Work to complete:
Extract each line where the string "номер" shows up.
START Exercise data
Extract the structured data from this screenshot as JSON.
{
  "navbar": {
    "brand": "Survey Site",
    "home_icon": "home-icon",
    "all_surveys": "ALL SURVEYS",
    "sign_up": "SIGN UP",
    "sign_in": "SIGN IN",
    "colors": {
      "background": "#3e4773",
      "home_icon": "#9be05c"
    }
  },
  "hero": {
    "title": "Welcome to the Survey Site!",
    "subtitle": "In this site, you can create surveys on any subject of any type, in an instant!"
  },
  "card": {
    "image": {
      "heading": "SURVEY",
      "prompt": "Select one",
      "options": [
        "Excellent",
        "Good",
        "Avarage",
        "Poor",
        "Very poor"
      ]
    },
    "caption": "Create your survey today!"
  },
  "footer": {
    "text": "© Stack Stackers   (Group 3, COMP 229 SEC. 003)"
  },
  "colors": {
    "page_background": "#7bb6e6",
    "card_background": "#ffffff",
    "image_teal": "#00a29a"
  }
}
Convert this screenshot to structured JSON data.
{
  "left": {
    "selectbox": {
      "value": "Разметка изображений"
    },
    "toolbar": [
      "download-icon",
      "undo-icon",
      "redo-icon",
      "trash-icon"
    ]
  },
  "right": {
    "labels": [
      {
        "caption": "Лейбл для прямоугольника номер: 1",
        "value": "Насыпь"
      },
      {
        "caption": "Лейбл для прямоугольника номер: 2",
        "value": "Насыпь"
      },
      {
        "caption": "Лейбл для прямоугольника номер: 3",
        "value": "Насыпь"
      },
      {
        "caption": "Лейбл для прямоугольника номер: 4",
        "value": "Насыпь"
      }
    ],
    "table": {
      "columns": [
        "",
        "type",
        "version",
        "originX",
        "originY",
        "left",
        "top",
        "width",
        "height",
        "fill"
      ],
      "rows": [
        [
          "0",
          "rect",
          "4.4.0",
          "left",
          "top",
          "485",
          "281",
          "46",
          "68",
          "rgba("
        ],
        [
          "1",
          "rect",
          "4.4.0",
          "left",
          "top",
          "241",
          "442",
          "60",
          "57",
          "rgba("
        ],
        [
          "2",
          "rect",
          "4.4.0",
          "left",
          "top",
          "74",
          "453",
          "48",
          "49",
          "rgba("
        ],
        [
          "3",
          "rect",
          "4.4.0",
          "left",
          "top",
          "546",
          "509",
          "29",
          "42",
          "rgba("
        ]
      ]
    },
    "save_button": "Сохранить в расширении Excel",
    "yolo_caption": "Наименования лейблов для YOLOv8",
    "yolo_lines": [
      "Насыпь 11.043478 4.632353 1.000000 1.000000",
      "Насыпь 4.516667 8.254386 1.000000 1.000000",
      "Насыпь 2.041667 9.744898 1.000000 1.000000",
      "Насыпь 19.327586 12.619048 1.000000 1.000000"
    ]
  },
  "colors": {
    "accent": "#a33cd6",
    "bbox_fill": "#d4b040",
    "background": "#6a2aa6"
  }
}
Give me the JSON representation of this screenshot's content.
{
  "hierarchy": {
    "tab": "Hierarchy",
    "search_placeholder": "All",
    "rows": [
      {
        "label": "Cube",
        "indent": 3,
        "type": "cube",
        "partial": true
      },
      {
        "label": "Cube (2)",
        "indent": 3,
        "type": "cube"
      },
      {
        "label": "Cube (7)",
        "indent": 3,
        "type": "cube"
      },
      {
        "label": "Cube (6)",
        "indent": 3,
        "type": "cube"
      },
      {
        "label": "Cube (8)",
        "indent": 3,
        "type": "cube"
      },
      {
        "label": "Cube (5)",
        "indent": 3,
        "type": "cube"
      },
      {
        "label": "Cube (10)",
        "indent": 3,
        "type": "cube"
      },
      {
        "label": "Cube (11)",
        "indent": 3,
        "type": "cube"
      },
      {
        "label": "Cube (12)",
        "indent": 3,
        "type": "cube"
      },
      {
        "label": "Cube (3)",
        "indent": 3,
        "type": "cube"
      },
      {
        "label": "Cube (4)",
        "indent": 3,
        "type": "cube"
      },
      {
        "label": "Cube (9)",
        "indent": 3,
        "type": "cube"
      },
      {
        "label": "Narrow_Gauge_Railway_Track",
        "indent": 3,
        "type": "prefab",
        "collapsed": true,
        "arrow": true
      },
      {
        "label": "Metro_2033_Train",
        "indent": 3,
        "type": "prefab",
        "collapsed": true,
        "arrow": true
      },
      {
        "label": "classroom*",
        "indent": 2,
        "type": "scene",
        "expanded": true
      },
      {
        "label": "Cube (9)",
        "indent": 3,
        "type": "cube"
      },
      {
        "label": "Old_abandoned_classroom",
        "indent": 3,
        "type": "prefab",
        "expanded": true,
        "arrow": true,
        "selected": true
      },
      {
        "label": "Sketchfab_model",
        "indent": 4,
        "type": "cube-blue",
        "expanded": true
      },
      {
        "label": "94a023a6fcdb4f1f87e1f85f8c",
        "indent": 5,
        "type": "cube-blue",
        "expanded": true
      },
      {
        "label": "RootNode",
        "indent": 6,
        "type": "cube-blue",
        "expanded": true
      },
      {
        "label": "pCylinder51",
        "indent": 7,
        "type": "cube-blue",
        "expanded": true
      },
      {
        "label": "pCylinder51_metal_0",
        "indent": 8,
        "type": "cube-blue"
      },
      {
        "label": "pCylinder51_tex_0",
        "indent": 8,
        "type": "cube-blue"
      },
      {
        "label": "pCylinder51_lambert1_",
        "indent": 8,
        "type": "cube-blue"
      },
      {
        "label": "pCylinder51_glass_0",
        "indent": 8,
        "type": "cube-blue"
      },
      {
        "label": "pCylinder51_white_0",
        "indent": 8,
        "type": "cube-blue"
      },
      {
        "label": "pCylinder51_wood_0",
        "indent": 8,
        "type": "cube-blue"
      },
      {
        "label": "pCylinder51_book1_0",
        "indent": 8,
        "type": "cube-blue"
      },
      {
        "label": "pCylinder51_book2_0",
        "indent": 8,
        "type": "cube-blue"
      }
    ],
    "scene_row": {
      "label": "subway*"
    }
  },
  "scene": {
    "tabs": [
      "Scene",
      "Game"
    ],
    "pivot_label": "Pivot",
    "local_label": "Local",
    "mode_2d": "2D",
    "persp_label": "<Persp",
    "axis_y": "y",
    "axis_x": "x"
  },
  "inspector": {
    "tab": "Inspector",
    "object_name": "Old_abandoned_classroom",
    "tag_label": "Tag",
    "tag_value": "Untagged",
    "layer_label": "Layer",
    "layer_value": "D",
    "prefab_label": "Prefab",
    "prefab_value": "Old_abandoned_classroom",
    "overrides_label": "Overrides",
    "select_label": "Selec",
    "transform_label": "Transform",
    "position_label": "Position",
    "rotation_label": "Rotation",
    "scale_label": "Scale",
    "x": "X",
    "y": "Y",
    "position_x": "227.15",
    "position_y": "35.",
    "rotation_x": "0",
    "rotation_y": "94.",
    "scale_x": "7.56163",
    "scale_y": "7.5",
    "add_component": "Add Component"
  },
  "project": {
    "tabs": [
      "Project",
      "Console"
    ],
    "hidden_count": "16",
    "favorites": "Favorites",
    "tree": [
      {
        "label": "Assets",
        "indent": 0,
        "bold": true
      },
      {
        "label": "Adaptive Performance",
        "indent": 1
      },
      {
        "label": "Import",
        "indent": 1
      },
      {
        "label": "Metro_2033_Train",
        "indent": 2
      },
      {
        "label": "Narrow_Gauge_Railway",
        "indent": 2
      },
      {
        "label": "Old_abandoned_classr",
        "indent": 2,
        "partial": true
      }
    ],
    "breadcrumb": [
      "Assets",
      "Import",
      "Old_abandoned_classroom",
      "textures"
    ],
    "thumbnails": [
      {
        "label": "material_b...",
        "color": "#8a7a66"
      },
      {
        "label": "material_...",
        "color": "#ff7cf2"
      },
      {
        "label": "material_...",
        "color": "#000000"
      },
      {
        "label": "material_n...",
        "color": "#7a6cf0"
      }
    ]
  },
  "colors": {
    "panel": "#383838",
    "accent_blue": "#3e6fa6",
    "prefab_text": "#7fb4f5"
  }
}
END Exercise data
Reply to the task:
        "caption": "Лейбл для прямоугольника номер: 1",
        "caption": "Лейбл для прямоугольника номер: 2",
        "caption": "Лейбл для прямоугольника номер: 3",
        "caption": "Лейбл для прямоугольника номер: 4",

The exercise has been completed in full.